* **Problem details**:
Skip every image and restate the data word for word.

* **Task data**:
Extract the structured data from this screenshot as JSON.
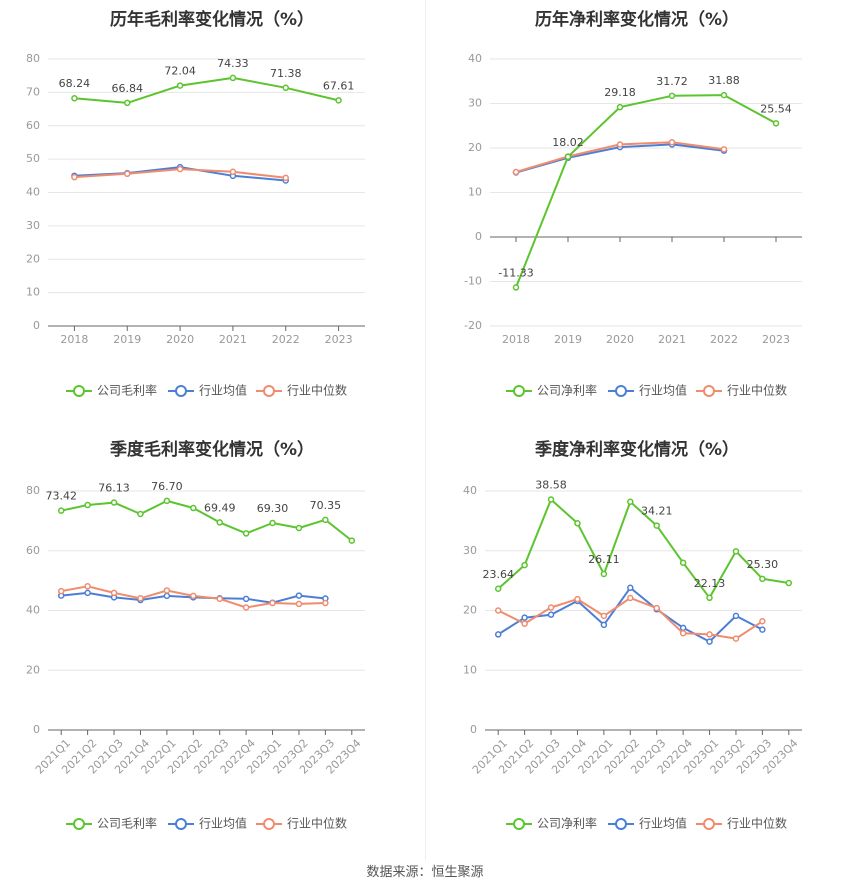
{
  "colors": {
    "company": "#5cc42e",
    "avg": "#4b7fd6",
    "median": "#f08c6e"
  },
  "source": "数据来源：恒生聚源",
  "chart_data": [
    {
      "type": "line",
      "title": "历年毛利率变化情况（%）",
      "categories": [
        "2018",
        "2019",
        "2020",
        "2021",
        "2022",
        "2023"
      ],
      "ylim": [
        0,
        80
      ],
      "yticks": [
        0,
        10,
        20,
        30,
        40,
        50,
        60,
        70,
        80
      ],
      "rotate_labels": false,
      "series": [
        {
          "key": "company",
          "name": "公司毛利率",
          "values": [
            68.24,
            66.84,
            72.04,
            74.33,
            71.38,
            67.61
          ],
          "labels": [
            "68.24",
            "66.84",
            "72.04",
            "74.33",
            "71.38",
            "67.61"
          ]
        },
        {
          "key": "avg",
          "name": "行业均值",
          "values": [
            45.0,
            45.8,
            47.6,
            45.0,
            43.6,
            null
          ]
        },
        {
          "key": "median",
          "name": "行业中位数",
          "values": [
            44.6,
            45.6,
            47.0,
            46.2,
            44.4,
            null
          ]
        }
      ]
    },
    {
      "type": "line",
      "title": "历年净利率变化情况（%）",
      "categories": [
        "2018",
        "2019",
        "2020",
        "2021",
        "2022",
        "2023"
      ],
      "ylim": [
        -20,
        40
      ],
      "yticks": [
        -20,
        -10,
        0,
        10,
        20,
        30,
        40
      ],
      "rotate_labels": false,
      "series": [
        {
          "key": "company",
          "name": "公司净利率",
          "values": [
            -11.33,
            18.02,
            29.18,
            31.72,
            31.88,
            25.54
          ],
          "labels": [
            "-11.33",
            "18.02",
            "29.18",
            "31.72",
            "31.88",
            "25.54"
          ]
        },
        {
          "key": "avg",
          "name": "行业均值",
          "values": [
            14.5,
            17.8,
            20.2,
            20.8,
            19.4,
            null
          ]
        },
        {
          "key": "median",
          "name": "行业中位数",
          "values": [
            14.6,
            18.1,
            20.8,
            21.3,
            19.7,
            null
          ]
        }
      ]
    },
    {
      "type": "line",
      "title": "季度毛利率变化情况（%）",
      "categories": [
        "2021Q1",
        "2021Q2",
        "2021Q3",
        "2021Q4",
        "2022Q1",
        "2022Q2",
        "2022Q3",
        "2022Q4",
        "2023Q1",
        "2023Q2",
        "2023Q3",
        "2023Q4"
      ],
      "ylim": [
        0,
        80
      ],
      "yticks": [
        0,
        20,
        40,
        60,
        80
      ],
      "rotate_labels": true,
      "series": [
        {
          "key": "company",
          "name": "公司毛利率",
          "values": [
            73.42,
            75.3,
            76.13,
            72.3,
            76.7,
            74.3,
            69.49,
            65.8,
            69.3,
            67.6,
            70.35,
            63.4
          ],
          "labels": [
            "73.42",
            "",
            "76.13",
            "",
            "76.70",
            "",
            "69.49",
            "",
            "69.30",
            "",
            "70.35",
            ""
          ]
        },
        {
          "key": "avg",
          "name": "行业均值",
          "values": [
            45.0,
            45.9,
            44.4,
            43.5,
            44.9,
            44.4,
            44.1,
            43.9,
            42.6,
            45.0,
            44.0,
            null
          ]
        },
        {
          "key": "median",
          "name": "行业中位数",
          "values": [
            46.5,
            48.1,
            45.9,
            44.1,
            46.7,
            44.9,
            43.9,
            41.0,
            42.5,
            42.2,
            42.5,
            null
          ]
        }
      ]
    },
    {
      "type": "line",
      "title": "季度净利率变化情况（%）",
      "categories": [
        "2021Q1",
        "2021Q2",
        "2021Q3",
        "2021Q4",
        "2022Q1",
        "2022Q2",
        "2022Q3",
        "2022Q4",
        "2023Q1",
        "2023Q2",
        "2023Q3",
        "2023Q4"
      ],
      "ylim": [
        0,
        40
      ],
      "yticks": [
        0,
        10,
        20,
        30,
        40
      ],
      "rotate_labels": true,
      "series": [
        {
          "key": "company",
          "name": "公司净利率",
          "values": [
            23.64,
            27.6,
            38.58,
            34.6,
            26.11,
            38.2,
            34.21,
            28.0,
            22.13,
            29.9,
            25.3,
            24.6
          ],
          "labels": [
            "23.64",
            "",
            "38.58",
            "",
            "26.11",
            "",
            "34.21",
            "",
            "22.13",
            "",
            "25.30",
            ""
          ]
        },
        {
          "key": "avg",
          "name": "行业均值",
          "values": [
            16.0,
            18.8,
            19.3,
            21.6,
            17.6,
            23.8,
            20.2,
            17.1,
            14.8,
            19.1,
            16.8,
            null
          ]
        },
        {
          "key": "median",
          "name": "行业中位数",
          "values": [
            20.0,
            17.8,
            20.5,
            21.9,
            19.1,
            22.1,
            20.4,
            16.2,
            16.0,
            15.3,
            18.2,
            null
          ]
        }
      ]
    }
  ]
}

* **Answer**:
Extract the structured data from this screenshot as JSON.
{
  "colors": {
    "company": "#5cc42e",
    "avg": "#4b7fd6",
    "median": "#f08c6e"
  },
  "source": "数据来源：恒生聚源",
  "chart_data": [
    {
      "type": "line",
      "title": "历年毛利率变化情况（%）",
      "categories": [
        "2018",
        "2019",
        "2020",
        "2021",
        "2022",
        "2023"
      ],
      "ylim": [
        0,
        80
      ],
      "yticks": [
        0,
        10,
        20,
        30,
        40,
        50,
        60,
        70,
        80
      ],
      "rotate_labels": false,
      "series": [
        {
          "key": "company",
          "name": "公司毛利率",
          "values": [
            68.24,
            66.84,
            72.04,
            74.33,
            71.38,
            67.61
          ],
          "labels": [
            "68.24",
            "66.84",
            "72.04",
            "74.33",
            "71.38",
            "67.61"
          ]
        },
        {
          "key": "avg",
          "name": "行业均值",
          "values": [
            45.0,
            45.8,
            47.6,
            45.0,
            43.6,
            null
          ]
        },
        {
          "key": "median",
          "name": "行业中位数",
          "values": [
            44.6,
            45.6,
            47.0,
            46.2,
            44.4,
            null
          ]
        }
      ]
    },
    {
      "type": "line",
      "title": "历年净利率变化情况（%）",
      "categories": [
        "2018",
        "2019",
        "2020",
        "2021",
        "2022",
        "2023"
      ],
      "ylim": [
        -20,
        40
      ],
      "yticks": [
        -20,
        -10,
        0,
        10,
        20,
        30,
        40
      ],
      "rotate_labels": false,
      "series": [
        {
          "key": "company",
          "name": "公司净利率",
          "values": [
            -11.33,
            18.02,
            29.18,
            31.72,
            31.88,
            25.54
          ],
          "labels": [
            "-11.33",
            "18.02",
            "29.18",
            "31.72",
            "31.88",
            "25.54"
          ]
        },
        {
          "key": "avg",
          "name": "行业均值",
          "values": [
            14.5,
            17.8,
            20.2,
            20.8,
            19.4,
            null
          ]
        },
        {
          "key": "median",
          "name": "行业中位数",
          "values": [
            14.6,
            18.1,
            20.8,
            21.3,
            19.7,
            null
          ]
        }
      ]
    },
    {
      "type": "line",
      "title": "季度毛利率变化情况（%）",
      "categories": [
        "2021Q1",
        "2021Q2",
        "2021Q3",
        "2021Q4",
        "2022Q1",
        "2022Q2",
        "2022Q3",
        "2022Q4",
        "2023Q1",
        "2023Q2",
        "2023Q3",
        "2023Q4"
      ],
      "ylim": [
        0,
        80
      ],
      "yticks": [
        0,
        20,
        40,
        60,
        80
      ],
      "rotate_labels": true,
      "series": [
        {
          "key": "company",
          "name": "公司毛利率",
          "values": [
            73.42,
            75.3,
            76.13,
            72.3,
            76.7,
            74.3,
            69.49,
            65.8,
            69.3,
            67.6,
            70.35,
            63.4
          ],
          "labels": [
            "73.42",
            "",
            "76.13",
            "",
            "76.70",
            "",
            "69.49",
            "",
            "69.30",
            "",
            "70.35",
            ""
          ]
        },
        {
          "key": "avg",
          "name": "行业均值",
          "values": [
            45.0,
            45.9,
            44.4,
            43.5,
            44.9,
            44.4,
            44.1,
            43.9,
            42.6,
            45.0,
            44.0,
            null
          ]
        },
        {
          "key": "median",
          "name": "行业中位数",
          "values": [
            46.5,
            48.1,
            45.9,
            44.1,
            46.7,
            44.9,
            43.9,
            41.0,
            42.5,
            42.2,
            42.5,
            null
          ]
        }
      ]
    },
    {
      "type": "line",
      "title": "季度净利率变化情况（%）",
      "categories": [
        "2021Q1",
        "2021Q2",
        "2021Q3",
        "2021Q4",
        "2022Q1",
        "2022Q2",
        "2022Q3",
        "2022Q4",
        "2023Q1",
        "2023Q2",
        "2023Q3",
        "2023Q4"
      ],
      "ylim": [
        0,
        40
      ],
      "yticks": [
        0,
        10,
        20,
        30,
        40
      ],
      "rotate_labels": true,
      "series": [
        {
          "key": "company",
          "name": "公司净利率",
          "values": [
            23.64,
            27.6,
            38.58,
            34.6,
            26.11,
            38.2,
            34.21,
            28.0,
            22.13,
            29.9,
            25.3,
            24.6
          ],
          "labels": [
            "23.64",
            "",
            "38.58",
            "",
            "26.11",
            "",
            "34.21",
            "",
            "22.13",
            "",
            "25.30",
            ""
          ]
        },
        {
          "key": "avg",
          "name": "行业均值",
          "values": [
            16.0,
            18.8,
            19.3,
            21.6,
            17.6,
            23.8,
            20.2,
            17.1,
            14.8,
            19.1,
            16.8,
            null
          ]
        },
        {
          "key": "median",
          "name": "行业中位数",
          "values": [
            20.0,
            17.8,
            20.5,
            21.9,
            19.1,
            22.1,
            20.4,
            16.2,
            16.0,
            15.3,
            18.2,
            null
          ]
        }
      ]
    }
  ]
}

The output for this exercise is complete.